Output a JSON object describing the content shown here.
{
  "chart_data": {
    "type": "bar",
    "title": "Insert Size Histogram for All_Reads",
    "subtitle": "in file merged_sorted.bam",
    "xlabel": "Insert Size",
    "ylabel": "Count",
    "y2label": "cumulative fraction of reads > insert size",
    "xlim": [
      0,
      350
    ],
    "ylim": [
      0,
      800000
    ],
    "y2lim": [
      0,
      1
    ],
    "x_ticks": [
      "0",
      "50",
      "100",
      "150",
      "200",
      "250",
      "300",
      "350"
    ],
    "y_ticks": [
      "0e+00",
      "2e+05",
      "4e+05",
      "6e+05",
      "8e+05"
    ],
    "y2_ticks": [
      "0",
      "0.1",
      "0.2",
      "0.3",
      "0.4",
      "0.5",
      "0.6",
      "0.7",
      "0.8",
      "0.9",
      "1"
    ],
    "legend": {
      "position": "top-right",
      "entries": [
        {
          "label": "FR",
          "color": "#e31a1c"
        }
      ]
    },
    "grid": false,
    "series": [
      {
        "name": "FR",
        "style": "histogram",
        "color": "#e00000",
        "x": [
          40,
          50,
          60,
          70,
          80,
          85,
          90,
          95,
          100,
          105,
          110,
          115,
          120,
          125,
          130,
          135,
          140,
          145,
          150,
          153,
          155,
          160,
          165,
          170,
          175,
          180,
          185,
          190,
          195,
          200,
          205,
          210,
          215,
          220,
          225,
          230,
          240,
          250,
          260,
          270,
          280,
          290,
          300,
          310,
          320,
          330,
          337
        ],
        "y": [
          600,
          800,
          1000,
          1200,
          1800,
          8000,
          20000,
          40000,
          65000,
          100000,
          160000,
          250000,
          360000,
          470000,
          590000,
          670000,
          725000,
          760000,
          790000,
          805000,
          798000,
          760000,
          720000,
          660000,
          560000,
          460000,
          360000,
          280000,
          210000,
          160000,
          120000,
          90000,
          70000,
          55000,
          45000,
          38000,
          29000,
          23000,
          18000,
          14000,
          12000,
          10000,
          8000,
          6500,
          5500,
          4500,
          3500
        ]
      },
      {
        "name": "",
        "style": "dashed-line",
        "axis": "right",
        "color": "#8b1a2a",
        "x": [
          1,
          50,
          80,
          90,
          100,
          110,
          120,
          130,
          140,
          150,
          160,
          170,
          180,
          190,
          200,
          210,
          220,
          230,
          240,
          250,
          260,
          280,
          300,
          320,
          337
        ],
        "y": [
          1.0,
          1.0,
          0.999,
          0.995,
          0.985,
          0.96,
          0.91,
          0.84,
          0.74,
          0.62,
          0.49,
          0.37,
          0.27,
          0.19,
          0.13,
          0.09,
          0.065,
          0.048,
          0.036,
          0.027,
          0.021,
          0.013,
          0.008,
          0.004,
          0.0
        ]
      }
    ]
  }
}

Goal of the exercise
List all lines in the material containing the string "color".

Exercise output
          "color": "#e31a1c"
        "color": "#e00000",
        "color": "#8b1a2a",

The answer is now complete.